**Aim:** Copy out each line of the data that holds the word "children".

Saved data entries
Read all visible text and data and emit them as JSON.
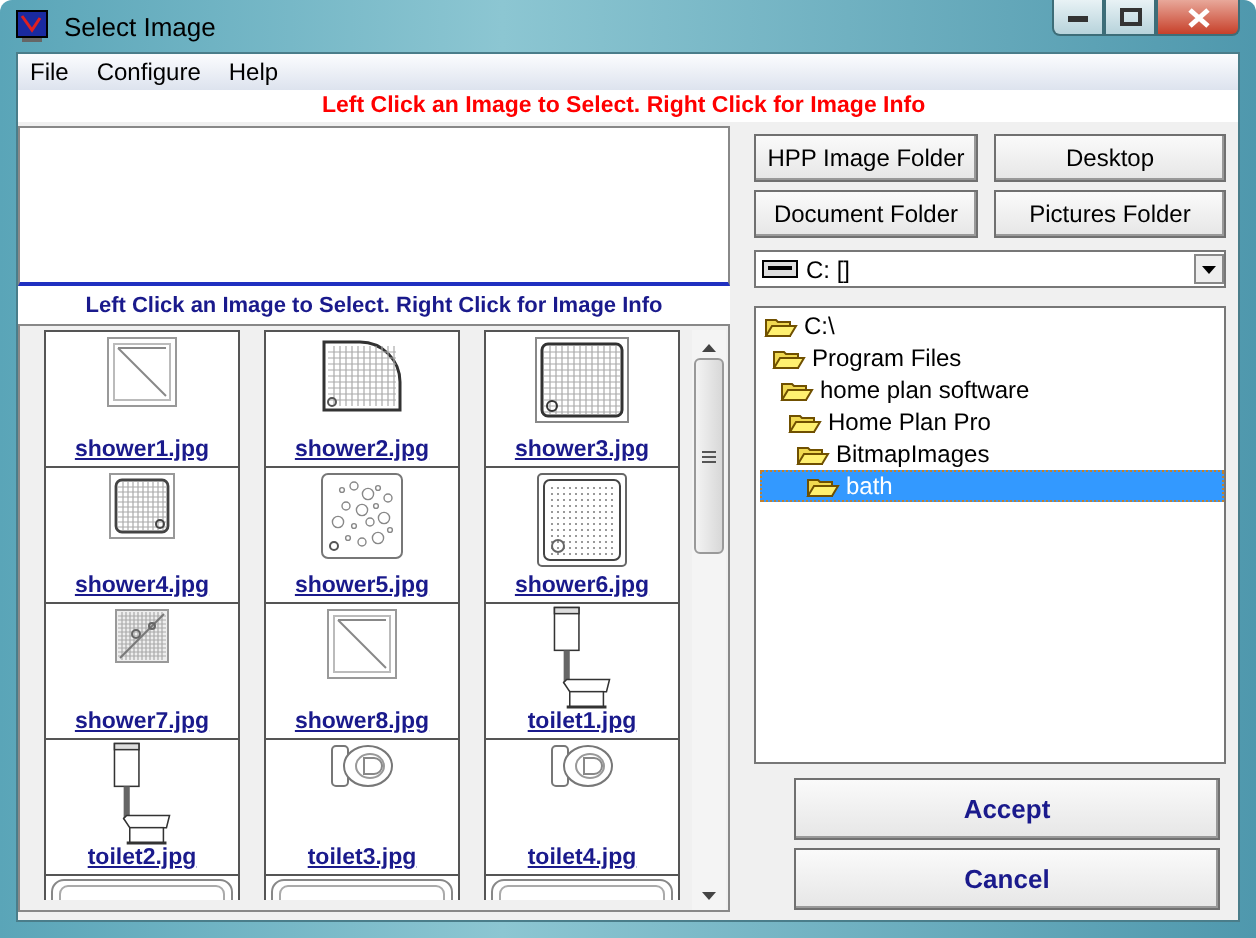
{
  "window": {
    "title": "Select Image"
  },
  "menu": [
    "File",
    "Configure",
    "Help"
  ],
  "hint_top": "Left Click an Image to Select.  Right Click for Image Info",
  "hint_grid": "Left Click an Image to Select.  Right Click for Image Info",
  "thumbnails": [
    {
      "name": "shower1.jpg",
      "kind": "tray-diagonal"
    },
    {
      "name": "shower2.jpg",
      "kind": "tray-quadrant"
    },
    {
      "name": "shower3.jpg",
      "kind": "tray-grid"
    },
    {
      "name": "shower4.jpg",
      "kind": "tray-grid-small"
    },
    {
      "name": "shower5.jpg",
      "kind": "tray-dots"
    },
    {
      "name": "shower6.jpg",
      "kind": "tray-grid-large"
    },
    {
      "name": "shower7.jpg",
      "kind": "tray-mosaic"
    },
    {
      "name": "shower8.jpg",
      "kind": "tray-diagonal"
    },
    {
      "name": "toilet1.jpg",
      "kind": "toilet-high-tank"
    },
    {
      "name": "toilet2.jpg",
      "kind": "toilet-high-tank"
    },
    {
      "name": "toilet3.jpg",
      "kind": "toilet-top"
    },
    {
      "name": "toilet4.jpg",
      "kind": "toilet-top"
    },
    {
      "kind": "bathtub"
    },
    {
      "kind": "bathtub"
    },
    {
      "kind": "bathtub"
    }
  ],
  "folder_buttons": [
    "HPP Image Folder",
    "Desktop",
    "Document Folder",
    "Pictures Folder"
  ],
  "drive": {
    "value": "C: []"
  },
  "tree": [
    {
      "label": "C:\\",
      "selected": false,
      "children": [
        {
          "label": "Program Files",
          "selected": false,
          "children": [
            {
              "label": "home plan software",
              "selected": false,
              "children": [
                {
                  "label": "Home Plan Pro",
                  "selected": false,
                  "children": [
                    {
                      "label": "BitmapImages",
                      "selected": false,
                      "children": [
                        {
                          "label": "bath",
                          "selected": true
                        }
                      ]
                    }
                  ]
                }
              ]
            }
          ]
        }
      ]
    }
  ],
  "buttons": [
    "Accept",
    "Cancel"
  ]
}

**Written reply:**
      "children": [
          "children": [
              "children": [
                  "children": [
                      "children": [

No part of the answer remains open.